Your task:
Examine each line of the data. Copy those that contain the string "page".
--- START ---
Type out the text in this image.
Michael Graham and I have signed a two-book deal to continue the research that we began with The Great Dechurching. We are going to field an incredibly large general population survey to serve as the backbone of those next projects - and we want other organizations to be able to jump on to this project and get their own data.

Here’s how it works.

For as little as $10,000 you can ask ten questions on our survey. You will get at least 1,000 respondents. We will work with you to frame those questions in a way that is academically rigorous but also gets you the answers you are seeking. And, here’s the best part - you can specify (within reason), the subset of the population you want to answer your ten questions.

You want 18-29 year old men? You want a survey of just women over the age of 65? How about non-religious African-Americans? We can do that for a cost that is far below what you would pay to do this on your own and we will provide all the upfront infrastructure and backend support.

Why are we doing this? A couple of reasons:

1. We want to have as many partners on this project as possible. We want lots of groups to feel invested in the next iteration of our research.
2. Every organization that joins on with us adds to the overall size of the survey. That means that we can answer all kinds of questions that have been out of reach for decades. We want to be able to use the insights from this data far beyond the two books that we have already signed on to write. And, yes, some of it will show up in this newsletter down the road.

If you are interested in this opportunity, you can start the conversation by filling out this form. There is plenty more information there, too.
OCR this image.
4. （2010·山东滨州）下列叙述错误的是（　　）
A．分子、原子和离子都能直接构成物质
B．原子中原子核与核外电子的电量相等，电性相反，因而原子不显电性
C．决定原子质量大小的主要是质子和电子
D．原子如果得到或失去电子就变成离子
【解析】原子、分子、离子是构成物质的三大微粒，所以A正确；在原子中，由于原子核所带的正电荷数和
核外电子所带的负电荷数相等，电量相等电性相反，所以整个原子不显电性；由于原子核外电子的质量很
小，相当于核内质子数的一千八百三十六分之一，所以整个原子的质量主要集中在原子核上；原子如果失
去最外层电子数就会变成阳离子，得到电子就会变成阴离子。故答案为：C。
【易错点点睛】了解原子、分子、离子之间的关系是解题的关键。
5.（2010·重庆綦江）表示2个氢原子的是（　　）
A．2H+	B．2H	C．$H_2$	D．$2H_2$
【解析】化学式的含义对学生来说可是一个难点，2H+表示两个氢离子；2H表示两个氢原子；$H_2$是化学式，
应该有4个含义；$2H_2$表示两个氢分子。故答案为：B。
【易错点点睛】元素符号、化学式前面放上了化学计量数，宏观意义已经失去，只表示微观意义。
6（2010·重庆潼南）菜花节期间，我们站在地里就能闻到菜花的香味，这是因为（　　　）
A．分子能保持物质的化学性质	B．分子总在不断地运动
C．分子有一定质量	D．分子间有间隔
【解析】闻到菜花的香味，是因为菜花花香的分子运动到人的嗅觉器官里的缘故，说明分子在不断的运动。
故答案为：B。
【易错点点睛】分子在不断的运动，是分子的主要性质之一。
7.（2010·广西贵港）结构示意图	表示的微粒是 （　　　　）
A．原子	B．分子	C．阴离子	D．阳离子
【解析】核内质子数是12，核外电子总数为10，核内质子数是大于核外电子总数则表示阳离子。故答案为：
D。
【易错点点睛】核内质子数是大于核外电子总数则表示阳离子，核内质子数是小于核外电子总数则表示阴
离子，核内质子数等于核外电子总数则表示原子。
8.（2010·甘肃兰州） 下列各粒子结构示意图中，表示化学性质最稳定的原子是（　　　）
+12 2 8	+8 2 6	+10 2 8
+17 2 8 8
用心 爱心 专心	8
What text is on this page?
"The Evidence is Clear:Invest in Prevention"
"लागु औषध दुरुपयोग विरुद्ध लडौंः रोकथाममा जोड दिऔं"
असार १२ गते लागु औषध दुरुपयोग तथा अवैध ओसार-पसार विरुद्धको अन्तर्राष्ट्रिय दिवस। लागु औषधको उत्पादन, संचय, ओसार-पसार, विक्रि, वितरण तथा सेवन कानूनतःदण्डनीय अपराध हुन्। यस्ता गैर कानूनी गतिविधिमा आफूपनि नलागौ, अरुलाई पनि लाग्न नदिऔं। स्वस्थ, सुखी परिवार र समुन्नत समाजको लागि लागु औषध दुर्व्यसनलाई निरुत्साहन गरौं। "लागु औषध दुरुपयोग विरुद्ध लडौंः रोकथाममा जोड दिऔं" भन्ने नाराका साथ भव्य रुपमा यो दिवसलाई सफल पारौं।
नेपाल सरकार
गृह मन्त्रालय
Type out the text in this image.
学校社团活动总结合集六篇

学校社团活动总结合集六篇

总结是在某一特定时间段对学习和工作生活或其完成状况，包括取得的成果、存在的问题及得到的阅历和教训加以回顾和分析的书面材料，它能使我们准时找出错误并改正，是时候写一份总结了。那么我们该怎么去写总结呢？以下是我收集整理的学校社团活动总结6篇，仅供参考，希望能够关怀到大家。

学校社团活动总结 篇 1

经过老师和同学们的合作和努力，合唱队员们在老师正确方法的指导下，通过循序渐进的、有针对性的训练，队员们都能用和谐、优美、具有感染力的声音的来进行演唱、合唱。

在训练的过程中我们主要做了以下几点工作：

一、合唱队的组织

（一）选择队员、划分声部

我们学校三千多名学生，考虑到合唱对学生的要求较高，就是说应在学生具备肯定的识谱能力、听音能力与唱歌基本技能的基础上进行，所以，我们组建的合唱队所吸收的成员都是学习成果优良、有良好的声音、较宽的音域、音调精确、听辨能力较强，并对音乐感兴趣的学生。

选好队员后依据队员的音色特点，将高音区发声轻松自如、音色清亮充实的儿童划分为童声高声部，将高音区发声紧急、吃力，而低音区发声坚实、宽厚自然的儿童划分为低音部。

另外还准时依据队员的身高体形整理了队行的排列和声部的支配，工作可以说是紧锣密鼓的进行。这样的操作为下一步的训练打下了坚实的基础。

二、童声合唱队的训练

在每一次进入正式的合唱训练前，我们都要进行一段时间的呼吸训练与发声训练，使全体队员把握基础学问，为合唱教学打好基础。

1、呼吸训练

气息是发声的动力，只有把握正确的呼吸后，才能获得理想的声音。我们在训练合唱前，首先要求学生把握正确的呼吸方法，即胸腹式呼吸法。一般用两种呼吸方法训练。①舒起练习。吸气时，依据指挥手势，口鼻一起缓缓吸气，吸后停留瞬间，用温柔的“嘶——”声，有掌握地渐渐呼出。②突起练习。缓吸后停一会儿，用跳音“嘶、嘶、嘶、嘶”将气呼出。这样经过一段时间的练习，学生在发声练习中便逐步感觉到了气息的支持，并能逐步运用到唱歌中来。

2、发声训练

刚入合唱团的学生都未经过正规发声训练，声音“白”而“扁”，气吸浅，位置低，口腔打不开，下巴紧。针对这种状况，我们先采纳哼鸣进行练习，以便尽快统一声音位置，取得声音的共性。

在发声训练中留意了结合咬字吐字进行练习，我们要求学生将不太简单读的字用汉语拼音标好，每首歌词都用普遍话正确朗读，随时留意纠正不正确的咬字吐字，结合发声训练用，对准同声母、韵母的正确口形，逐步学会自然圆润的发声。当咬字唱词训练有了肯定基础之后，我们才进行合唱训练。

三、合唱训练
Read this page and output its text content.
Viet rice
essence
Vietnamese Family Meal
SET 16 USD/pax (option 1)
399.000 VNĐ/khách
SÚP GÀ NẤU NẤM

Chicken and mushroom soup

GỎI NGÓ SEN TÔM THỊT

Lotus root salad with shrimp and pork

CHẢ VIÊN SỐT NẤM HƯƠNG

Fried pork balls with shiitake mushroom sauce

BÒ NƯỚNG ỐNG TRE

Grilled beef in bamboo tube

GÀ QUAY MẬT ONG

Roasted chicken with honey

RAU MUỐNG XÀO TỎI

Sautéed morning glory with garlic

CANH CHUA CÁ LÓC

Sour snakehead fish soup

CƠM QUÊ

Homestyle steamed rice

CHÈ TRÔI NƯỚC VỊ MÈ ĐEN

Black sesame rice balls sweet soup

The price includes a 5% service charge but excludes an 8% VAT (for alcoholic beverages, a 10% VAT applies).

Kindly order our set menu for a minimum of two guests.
--- END ---
Finished task:
What text is on this page?
Read this page and output its text content.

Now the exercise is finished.